*TASK*: Copy each line of the data below with the word "progress".

*DATASET RECORDS*:
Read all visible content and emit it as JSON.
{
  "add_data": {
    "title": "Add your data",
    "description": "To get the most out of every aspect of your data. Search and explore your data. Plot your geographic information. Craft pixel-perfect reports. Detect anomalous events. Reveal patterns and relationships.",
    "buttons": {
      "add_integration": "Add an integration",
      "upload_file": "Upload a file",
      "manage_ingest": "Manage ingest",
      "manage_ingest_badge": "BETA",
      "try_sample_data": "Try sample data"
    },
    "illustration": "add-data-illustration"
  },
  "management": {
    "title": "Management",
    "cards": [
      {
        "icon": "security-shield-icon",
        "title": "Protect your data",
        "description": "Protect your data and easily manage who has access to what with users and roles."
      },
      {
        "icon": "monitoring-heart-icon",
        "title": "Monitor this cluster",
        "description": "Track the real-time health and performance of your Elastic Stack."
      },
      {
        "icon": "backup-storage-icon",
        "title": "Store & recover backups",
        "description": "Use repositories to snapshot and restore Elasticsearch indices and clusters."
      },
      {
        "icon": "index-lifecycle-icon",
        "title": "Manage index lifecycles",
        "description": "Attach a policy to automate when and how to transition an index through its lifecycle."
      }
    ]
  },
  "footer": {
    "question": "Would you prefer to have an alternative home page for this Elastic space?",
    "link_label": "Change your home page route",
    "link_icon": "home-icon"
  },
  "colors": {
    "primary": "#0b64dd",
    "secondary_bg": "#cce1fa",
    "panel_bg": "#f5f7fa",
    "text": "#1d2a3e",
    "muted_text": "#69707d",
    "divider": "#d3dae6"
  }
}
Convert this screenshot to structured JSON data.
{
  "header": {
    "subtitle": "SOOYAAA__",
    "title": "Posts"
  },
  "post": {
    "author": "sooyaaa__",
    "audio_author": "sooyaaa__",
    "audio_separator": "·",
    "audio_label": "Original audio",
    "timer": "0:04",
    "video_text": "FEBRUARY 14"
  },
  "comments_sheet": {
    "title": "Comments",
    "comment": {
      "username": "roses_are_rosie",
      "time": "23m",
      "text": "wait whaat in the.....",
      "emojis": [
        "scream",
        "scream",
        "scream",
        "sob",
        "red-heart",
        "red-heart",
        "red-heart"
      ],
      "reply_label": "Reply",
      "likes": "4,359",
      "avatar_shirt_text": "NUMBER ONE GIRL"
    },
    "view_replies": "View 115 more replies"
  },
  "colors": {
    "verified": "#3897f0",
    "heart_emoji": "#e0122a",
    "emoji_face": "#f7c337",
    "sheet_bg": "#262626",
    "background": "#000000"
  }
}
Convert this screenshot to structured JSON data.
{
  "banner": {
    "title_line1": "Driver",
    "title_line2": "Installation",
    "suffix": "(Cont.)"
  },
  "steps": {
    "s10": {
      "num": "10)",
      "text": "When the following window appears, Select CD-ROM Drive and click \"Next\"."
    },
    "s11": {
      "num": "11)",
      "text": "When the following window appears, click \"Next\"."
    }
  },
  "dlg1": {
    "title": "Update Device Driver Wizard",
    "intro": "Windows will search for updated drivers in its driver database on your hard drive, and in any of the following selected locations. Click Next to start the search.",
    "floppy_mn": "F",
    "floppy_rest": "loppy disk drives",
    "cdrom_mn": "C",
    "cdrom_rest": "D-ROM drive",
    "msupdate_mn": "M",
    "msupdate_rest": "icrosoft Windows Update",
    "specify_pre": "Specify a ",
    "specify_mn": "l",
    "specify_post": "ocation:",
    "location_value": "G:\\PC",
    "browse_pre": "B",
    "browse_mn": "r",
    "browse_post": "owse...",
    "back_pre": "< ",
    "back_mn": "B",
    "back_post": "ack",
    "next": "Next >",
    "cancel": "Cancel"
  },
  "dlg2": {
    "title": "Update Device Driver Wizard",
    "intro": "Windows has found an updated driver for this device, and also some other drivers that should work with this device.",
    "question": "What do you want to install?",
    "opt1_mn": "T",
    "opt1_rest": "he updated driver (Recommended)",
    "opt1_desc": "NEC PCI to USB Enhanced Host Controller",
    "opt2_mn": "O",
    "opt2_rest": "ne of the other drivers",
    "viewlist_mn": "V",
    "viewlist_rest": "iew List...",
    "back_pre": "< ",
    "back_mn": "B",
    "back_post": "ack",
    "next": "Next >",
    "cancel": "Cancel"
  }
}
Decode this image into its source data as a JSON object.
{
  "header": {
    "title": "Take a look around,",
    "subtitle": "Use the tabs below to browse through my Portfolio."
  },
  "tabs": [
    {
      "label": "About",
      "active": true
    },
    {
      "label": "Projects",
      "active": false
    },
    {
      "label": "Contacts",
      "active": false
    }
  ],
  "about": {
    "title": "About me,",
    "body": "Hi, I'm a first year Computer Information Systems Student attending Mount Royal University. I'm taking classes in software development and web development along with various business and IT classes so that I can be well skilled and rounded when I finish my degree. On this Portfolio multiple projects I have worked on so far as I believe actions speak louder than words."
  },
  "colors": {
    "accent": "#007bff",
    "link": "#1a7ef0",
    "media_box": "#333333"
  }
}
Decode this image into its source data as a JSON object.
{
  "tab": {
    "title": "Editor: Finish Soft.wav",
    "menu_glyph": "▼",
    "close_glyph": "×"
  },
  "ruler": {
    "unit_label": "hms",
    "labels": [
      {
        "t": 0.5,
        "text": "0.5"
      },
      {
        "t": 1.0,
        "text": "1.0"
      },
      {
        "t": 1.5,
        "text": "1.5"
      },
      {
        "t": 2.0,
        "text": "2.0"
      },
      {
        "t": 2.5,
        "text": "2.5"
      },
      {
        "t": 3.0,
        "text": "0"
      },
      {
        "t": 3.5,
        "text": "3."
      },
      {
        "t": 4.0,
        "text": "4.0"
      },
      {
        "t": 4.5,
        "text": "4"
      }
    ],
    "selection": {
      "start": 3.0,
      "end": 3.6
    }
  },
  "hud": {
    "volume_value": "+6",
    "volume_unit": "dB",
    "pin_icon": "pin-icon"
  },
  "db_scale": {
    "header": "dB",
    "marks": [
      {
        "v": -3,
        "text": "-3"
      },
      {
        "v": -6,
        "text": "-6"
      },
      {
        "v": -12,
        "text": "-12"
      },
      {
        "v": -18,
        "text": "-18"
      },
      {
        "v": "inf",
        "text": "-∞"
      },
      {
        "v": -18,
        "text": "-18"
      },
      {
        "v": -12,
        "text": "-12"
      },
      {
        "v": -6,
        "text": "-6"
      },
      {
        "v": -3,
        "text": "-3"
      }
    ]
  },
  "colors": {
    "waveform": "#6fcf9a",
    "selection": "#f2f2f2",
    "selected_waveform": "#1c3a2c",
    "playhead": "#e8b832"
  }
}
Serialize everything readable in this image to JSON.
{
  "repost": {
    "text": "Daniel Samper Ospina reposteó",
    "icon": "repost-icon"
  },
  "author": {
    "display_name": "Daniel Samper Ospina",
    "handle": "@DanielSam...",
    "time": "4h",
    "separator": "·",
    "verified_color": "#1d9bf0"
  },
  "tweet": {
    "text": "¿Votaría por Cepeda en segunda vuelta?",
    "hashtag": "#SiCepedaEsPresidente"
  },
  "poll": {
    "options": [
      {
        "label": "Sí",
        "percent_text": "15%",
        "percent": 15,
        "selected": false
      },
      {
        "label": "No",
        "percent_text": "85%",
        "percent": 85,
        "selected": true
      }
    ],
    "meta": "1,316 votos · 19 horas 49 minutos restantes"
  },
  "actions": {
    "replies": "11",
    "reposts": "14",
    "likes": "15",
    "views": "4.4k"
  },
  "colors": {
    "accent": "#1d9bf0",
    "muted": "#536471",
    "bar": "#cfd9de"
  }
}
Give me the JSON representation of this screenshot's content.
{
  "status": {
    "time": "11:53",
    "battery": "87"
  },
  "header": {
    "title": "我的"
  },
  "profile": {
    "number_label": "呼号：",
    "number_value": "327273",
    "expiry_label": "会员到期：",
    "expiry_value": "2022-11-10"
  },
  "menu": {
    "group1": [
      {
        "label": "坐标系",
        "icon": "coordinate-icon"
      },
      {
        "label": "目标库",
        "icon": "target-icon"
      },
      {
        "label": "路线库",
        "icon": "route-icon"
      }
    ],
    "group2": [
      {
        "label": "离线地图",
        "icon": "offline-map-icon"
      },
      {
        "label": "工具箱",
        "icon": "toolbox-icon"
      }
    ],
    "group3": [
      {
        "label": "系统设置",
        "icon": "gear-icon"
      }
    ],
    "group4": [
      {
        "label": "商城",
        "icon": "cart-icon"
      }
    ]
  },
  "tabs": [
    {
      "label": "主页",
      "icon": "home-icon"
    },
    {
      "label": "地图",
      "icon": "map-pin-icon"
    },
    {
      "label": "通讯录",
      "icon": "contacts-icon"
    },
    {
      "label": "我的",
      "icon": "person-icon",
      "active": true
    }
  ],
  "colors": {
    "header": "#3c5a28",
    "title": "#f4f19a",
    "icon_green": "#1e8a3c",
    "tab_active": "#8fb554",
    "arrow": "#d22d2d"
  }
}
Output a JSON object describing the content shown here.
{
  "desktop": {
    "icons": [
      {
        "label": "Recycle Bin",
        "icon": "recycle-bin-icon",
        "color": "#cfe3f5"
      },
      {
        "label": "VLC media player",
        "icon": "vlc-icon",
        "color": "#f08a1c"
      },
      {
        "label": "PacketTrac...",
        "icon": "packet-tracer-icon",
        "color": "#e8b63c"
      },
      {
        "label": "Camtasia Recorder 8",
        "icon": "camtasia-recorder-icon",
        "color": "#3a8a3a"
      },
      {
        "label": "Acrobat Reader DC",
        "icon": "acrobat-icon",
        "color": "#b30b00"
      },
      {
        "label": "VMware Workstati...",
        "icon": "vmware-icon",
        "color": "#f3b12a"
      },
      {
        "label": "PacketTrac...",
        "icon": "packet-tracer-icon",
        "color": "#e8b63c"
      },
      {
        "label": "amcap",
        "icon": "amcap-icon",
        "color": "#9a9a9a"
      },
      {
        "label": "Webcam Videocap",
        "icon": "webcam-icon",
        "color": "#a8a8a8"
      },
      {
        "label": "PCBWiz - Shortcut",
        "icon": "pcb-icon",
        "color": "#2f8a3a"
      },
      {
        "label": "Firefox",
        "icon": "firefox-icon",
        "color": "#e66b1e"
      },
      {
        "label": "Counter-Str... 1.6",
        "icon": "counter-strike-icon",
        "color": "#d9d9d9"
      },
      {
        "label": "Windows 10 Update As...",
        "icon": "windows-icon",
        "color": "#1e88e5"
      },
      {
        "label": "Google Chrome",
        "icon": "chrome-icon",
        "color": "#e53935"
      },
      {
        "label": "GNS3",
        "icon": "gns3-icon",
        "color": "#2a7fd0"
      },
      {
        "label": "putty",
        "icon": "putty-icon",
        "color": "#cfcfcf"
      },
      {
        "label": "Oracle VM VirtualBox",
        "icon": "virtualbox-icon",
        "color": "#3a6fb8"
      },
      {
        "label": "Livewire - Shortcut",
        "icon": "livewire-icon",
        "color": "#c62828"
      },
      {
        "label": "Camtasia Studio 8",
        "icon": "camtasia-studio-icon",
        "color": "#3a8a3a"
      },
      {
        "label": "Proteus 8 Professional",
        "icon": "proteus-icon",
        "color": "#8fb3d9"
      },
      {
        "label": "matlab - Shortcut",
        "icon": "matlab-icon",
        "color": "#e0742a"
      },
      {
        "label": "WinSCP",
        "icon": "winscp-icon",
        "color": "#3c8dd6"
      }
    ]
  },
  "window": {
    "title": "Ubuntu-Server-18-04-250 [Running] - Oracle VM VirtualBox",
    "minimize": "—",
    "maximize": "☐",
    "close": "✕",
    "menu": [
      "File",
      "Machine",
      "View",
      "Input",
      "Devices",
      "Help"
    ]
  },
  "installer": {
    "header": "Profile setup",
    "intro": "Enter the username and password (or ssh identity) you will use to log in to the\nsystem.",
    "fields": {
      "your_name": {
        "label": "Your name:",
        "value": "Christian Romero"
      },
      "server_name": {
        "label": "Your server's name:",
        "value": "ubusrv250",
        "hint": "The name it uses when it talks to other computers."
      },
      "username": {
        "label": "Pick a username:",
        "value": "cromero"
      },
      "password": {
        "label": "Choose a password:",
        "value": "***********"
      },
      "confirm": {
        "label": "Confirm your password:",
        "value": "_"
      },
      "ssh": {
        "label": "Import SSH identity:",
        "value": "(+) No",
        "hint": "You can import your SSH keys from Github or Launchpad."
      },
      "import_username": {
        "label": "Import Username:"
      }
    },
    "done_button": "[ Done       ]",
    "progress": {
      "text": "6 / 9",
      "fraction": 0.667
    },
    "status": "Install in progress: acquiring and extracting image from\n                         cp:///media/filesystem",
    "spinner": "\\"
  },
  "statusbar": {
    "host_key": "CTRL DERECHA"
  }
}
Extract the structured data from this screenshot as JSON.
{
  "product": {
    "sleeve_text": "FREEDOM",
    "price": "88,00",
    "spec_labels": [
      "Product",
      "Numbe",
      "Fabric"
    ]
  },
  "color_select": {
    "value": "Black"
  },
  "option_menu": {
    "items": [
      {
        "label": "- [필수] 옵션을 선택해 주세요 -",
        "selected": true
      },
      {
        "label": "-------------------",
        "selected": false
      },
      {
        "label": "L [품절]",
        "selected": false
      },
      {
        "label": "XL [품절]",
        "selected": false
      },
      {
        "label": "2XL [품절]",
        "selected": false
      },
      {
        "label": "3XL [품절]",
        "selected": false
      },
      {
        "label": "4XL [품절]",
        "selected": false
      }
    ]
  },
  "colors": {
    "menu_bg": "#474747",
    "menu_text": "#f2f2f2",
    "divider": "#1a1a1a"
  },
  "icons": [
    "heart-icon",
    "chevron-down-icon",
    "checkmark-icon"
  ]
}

*FULL ANSWER*:
    "progress": {
    "status": "Install in progress: acquiring and extracting image from\n                         cp:///media/filesystem",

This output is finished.